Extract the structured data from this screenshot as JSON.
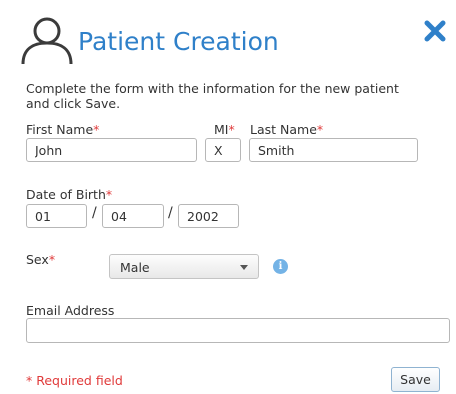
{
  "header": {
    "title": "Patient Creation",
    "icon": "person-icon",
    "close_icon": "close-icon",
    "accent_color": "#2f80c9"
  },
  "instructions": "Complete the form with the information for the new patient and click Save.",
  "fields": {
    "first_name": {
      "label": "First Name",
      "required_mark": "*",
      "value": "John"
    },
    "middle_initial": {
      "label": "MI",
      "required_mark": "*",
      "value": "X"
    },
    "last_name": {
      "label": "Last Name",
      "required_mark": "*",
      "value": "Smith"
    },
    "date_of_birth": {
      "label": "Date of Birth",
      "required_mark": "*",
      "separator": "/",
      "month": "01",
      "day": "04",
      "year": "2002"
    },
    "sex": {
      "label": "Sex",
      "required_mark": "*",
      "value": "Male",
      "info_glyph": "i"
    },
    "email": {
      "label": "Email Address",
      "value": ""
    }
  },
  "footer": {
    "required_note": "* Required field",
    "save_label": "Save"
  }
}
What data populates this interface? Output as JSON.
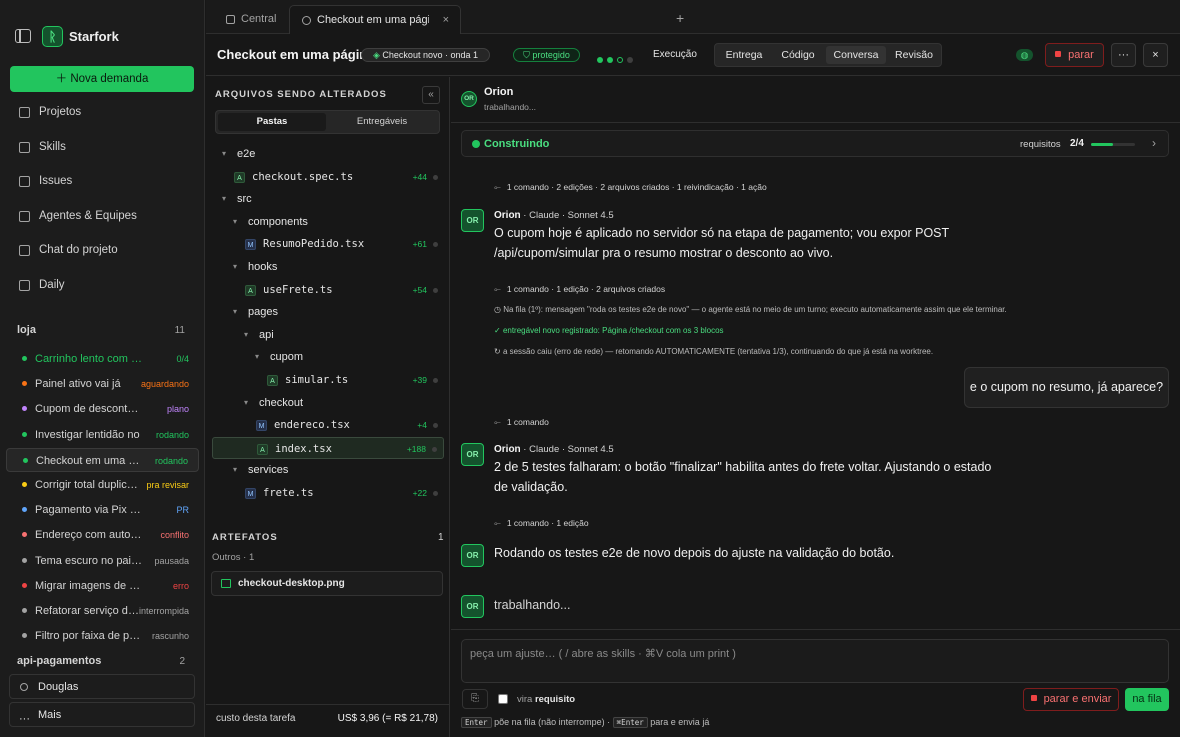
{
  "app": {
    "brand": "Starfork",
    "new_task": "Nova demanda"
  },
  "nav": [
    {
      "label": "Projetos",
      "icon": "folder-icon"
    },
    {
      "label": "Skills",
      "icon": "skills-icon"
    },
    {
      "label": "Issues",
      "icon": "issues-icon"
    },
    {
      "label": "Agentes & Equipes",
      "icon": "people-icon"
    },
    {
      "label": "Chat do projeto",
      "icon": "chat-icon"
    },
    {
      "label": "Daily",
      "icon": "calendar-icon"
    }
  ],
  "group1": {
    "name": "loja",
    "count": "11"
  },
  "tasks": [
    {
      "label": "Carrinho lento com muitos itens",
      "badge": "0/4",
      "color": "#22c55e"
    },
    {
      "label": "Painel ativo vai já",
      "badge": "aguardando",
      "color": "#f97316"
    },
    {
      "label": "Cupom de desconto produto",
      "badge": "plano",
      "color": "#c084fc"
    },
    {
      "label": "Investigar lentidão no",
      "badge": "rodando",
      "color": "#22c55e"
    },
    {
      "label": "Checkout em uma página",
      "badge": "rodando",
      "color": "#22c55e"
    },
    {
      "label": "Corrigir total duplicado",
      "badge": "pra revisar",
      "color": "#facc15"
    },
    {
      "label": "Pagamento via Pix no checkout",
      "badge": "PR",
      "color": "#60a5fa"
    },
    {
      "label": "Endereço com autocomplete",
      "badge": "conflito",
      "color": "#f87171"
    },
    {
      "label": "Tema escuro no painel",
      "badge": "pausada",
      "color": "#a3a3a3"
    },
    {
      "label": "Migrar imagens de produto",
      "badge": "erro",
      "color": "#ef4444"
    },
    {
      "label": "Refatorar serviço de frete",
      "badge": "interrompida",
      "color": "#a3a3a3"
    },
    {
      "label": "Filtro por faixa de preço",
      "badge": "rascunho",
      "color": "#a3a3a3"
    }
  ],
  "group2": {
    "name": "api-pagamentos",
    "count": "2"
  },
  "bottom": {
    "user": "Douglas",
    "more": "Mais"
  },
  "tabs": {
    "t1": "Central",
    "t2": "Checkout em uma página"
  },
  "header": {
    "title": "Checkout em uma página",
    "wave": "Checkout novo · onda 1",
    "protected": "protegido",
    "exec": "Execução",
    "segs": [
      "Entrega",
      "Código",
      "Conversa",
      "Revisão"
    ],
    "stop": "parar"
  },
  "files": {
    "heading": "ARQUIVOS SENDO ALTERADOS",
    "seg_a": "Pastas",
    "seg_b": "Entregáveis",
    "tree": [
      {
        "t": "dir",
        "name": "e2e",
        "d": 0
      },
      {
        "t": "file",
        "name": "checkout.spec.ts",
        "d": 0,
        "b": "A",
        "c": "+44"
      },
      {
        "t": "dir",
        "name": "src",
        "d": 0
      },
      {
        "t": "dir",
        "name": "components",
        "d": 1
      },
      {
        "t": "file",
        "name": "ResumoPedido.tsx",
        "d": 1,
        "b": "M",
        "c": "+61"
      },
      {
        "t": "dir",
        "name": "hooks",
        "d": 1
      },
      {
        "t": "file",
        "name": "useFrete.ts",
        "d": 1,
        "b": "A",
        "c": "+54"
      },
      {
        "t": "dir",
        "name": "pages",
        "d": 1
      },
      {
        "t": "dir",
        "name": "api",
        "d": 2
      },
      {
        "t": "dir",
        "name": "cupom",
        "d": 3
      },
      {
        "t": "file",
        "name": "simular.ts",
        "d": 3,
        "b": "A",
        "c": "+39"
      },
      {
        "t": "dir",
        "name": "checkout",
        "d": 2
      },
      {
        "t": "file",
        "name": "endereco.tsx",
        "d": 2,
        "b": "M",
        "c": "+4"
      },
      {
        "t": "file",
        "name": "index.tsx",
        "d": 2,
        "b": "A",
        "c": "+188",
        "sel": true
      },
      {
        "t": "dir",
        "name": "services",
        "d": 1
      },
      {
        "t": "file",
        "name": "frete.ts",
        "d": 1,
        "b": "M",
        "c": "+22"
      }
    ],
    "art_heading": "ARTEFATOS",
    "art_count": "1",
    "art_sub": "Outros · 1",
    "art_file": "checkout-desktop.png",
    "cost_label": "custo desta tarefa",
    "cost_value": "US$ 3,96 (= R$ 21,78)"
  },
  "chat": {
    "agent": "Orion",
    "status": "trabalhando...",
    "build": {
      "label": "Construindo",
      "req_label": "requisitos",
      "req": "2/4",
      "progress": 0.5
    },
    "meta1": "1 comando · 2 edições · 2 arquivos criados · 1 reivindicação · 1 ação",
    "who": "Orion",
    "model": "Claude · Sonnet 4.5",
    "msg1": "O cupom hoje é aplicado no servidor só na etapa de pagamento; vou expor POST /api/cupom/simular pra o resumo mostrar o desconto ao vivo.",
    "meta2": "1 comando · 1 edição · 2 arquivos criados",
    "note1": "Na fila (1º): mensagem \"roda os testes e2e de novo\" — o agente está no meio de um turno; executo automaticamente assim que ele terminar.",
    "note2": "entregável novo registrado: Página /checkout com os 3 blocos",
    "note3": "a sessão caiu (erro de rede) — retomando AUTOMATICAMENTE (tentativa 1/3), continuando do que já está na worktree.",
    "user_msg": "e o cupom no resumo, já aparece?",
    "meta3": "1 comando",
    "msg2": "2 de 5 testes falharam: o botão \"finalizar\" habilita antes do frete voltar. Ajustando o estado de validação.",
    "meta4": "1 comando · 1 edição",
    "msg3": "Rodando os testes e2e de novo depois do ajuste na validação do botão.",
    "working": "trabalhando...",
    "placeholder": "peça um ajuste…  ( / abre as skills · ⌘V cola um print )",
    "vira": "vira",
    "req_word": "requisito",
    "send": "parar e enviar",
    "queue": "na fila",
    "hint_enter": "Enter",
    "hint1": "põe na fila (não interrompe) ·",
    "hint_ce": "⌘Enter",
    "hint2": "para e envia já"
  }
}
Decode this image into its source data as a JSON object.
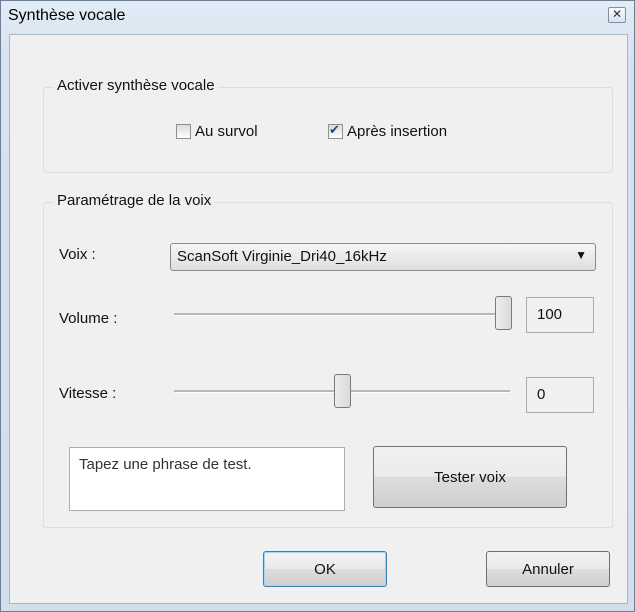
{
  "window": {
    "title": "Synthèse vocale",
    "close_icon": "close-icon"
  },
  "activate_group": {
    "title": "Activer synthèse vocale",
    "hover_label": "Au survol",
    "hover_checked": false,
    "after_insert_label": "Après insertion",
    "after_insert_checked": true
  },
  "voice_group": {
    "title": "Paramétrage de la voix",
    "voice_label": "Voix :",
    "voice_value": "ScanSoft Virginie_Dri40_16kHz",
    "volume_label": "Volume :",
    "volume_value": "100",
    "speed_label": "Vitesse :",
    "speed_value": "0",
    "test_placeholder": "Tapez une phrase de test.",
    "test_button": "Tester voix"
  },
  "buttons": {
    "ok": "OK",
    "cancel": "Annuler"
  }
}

====

What is being asked = Pictures appear in the records above. Output everything except them, exactly.

Finished task =
Extract the structured data from this screenshot as JSON.
{
  "header": {
    "title": "Patient Creation",
    "icon": "person-icon",
    "close_icon": "close-icon",
    "accent_color": "#2f80c9"
  },
  "instructions": "Complete the form with the information for the new patient and click Save.",
  "fields": {
    "first_name": {
      "label": "First Name",
      "required_mark": "*",
      "value": "John"
    },
    "middle_initial": {
      "label": "MI",
      "required_mark": "*",
      "value": "X"
    },
    "last_name": {
      "label": "Last Name",
      "required_mark": "*",
      "value": "Smith"
    },
    "date_of_birth": {
      "label": "Date of Birth",
      "required_mark": "*",
      "separator": "/",
      "month": "01",
      "day": "04",
      "year": "2002"
    },
    "sex": {
      "label": "Sex",
      "required_mark": "*",
      "value": "Male",
      "info_glyph": "i"
    },
    "email": {
      "label": "Email Address",
      "value": ""
    }
  },
  "footer": {
    "required_note": "* Required field",
    "save_label": "Save"
  }
}
What data populates this interface? Output as JSON.
{
  "app": {
    "brand": "Starfork",
    "new_task": "Nova demanda"
  },
  "nav": [
    {
      "label": "Projetos",
      "icon": "folder-icon"
    },
    {
      "label": "Skills",
      "icon": "skills-icon"
    },
    {
      "label": "Issues",
      "icon": "issues-icon"
    },
    {
      "label": "Agentes & Equipes",
      "icon": "people-icon"
    },
    {
      "label": "Chat do projeto",
      "icon": "chat-icon"
    },
    {
      "label": "Daily",
      "icon": "calendar-icon"
    }
  ],
  "group1": {
    "name": "loja",
    "count": "11"
  },
  "tasks": [
    {
      "label": "Carrinho lento com muitos itens",
      "badge": "0/4",
      "color": "#22c55e"
    },
    {
      "label": "Painel ativo vai já",
      "badge": "aguardando",
      "color": "#f97316"
    },
    {
      "label": "Cupom de desconto produto",
      "badge": "plano",
      "color": "#c084fc"
    },
    {
      "label": "Investigar lentidão no",
      "badge": "rodando",
      "color": "#22c55e"
    },
    {
      "label": "Checkout em uma página",
      "badge": "rodando",
      "color": "#22c55e"
    },
    {
      "label": "Corrigir total duplicado",
      "badge": "pra revisar",
      "color": "#facc15"
    },
    {
      "label": "Pagamento via Pix no checkout",
      "badge": "PR",
      "color": "#60a5fa"
    },
    {
      "label": "Endereço com autocomplete",
      "badge": "conflito",
      "color": "#f87171"
    },
    {
      "label": "Tema escuro no painel",
      "badge": "pausada",
      "color": "#a3a3a3"
    },
    {
      "label": "Migrar imagens de produto",
      "badge": "erro",
      "color": "#ef4444"
    },
    {
      "label": "Refatorar serviço de frete",
      "badge": "interrompida",
      "color": "#a3a3a3"
    },
    {
      "label": "Filtro por faixa de preço",
      "badge": "rascunho",
      "color": "#a3a3a3"
    }
  ],
  "group2": {
    "name": "api-pagamentos",
    "count": "2"
  },
  "bottom": {
    "user": "Douglas",
    "more": "Mais"
  },
  "tabs": {
    "t1": "Central",
    "t2": "Checkout em uma página"
  },
  "header": {
    "title": "Checkout em uma página",
    "wave": "Checkout novo · onda 1",
    "protected": "protegido",
    "exec": "Execução",
    "segs": [
      "Entrega",
      "Código",
      "Conversa",
      "Revisão"
    ],
    "stop": "parar"
  },
  "files": {
    "heading": "ARQUIVOS SENDO ALTERADOS",
    "seg_a": "Pastas",
    "seg_b": "Entregáveis",
    "tree": [
      {
        "t": "dir",
        "name": "e2e",
        "d": 0
      },
      {
        "t": "file",
        "name": "checkout.spec.ts",
        "d": 0,
        "b": "A",
        "c": "+44"
      },
      {
        "t": "dir",
        "name": "src",
        "d": 0
      },
      {
        "t": "dir",
        "name": "components",
        "d": 1
      },
      {
        "t": "file",
        "name": "ResumoPedido.tsx",
        "d": 1,
        "b": "M",
        "c": "+61"
      },
      {
        "t": "dir",
        "name": "hooks",
        "d": 1
      },
      {
        "t": "file",
        "name": "useFrete.ts",
        "d": 1,
        "b": "A",
        "c": "+54"
      },
      {
        "t": "dir",
        "name": "pages",
        "d": 1
      },
      {
        "t": "dir",
        "name": "api",
        "d": 2
      },
      {
        "t": "dir",
        "name": "cupom",
        "d": 3
      },
      {
        "t": "file",
        "name": "simular.ts",
        "d": 3,
        "b": "A",
        "c": "+39"
      },
      {
        "t": "dir",
        "name": "checkout",
        "d": 2
      },
      {
        "t": "file",
        "name": "endereco.tsx",
        "d": 2,
        "b": "M",
        "c": "+4"
      },
      {
        "t": "file",
        "name": "index.tsx",
        "d": 2,
        "b": "A",
        "c": "+188",
        "sel": true
      },
      {
        "t": "dir",
        "name": "services",
        "d": 1
      },
      {
        "t": "file",
        "name": "frete.ts",
        "d": 1,
        "b": "M",
        "c": "+22"
      }
    ],
    "art_heading": "ARTEFATOS",
    "art_count": "1",
    "art_sub": "Outros · 1",
    "art_file": "checkout-desktop.png",
    "cost_label": "custo desta tarefa",
    "cost_value": "US$ 3,96 (= R$ 21,78)"
  },
  "chat": {
    "agent": "Orion",
    "status": "trabalhando...",
    "build": {
      "label": "Construindo",
      "req_label": "requisitos",
      "req": "2/4",
      "progress": 0.5
    },
    "meta1": "1 comando · 2 edições · 2 arquivos criados · 1 reivindicação · 1 ação",
    "who": "Orion",
    "model": "Claude · Sonnet 4.5",
    "msg1": "O cupom hoje é aplicado no servidor só na etapa de pagamento; vou expor POST /api/cupom/simular pra o resumo mostrar o desconto ao vivo.",
    "meta2": "1 comando · 1 edição · 2 arquivos criados",
    "note1": "Na fila (1º): mensagem \"roda os testes e2e de novo\" — o agente está no meio de um turno; executo automaticamente assim que ele terminar.",
    "note2": "entregável novo registrado: Página /checkout com os 3 blocos",
    "note3": "a sessão caiu (erro de rede) — retomando AUTOMATICAMENTE (tentativa 1/3), continuando do que já está na worktree.",
    "user_msg": "e o cupom no resumo, já aparece?",
    "meta3": "1 comando",
    "msg2": "2 de 5 testes falharam: o botão \"finalizar\" habilita antes do frete voltar. Ajustando o estado de validação.",
    "meta4": "1 comando · 1 edição",
    "msg3": "Rodando os testes e2e de novo depois do ajuste na validação do botão.",
    "working": "trabalhando...",
    "placeholder": "peça um ajuste…  ( / abre as skills · ⌘V cola um print )",
    "vira": "vira",
    "req_word": "requisito",
    "send": "parar e enviar",
    "queue": "na fila",
    "hint_enter": "Enter",
    "hint1": "põe na fila (não interrompe) ·",
    "hint_ce": "⌘Enter",
    "hint2": "para e envia já"
  }
}
Decode this image into its source data as a JSON object.
{
  "window": {
    "title": "Synthèse vocale",
    "close_icon": "close-icon"
  },
  "activate_group": {
    "title": "Activer synthèse vocale",
    "hover_label": "Au survol",
    "hover_checked": false,
    "after_insert_label": "Après insertion",
    "after_insert_checked": true
  },
  "voice_group": {
    "title": "Paramétrage de la voix",
    "voice_label": "Voix :",
    "voice_value": "ScanSoft Virginie_Dri40_16kHz",
    "volume_label": "Volume :",
    "volume_value": "100",
    "speed_label": "Vitesse :",
    "speed_value": "0",
    "test_placeholder": "Tapez une phrase de test.",
    "test_button": "Tester voix"
  },
  "buttons": {
    "ok": "OK",
    "cancel": "Annuler"
  }
}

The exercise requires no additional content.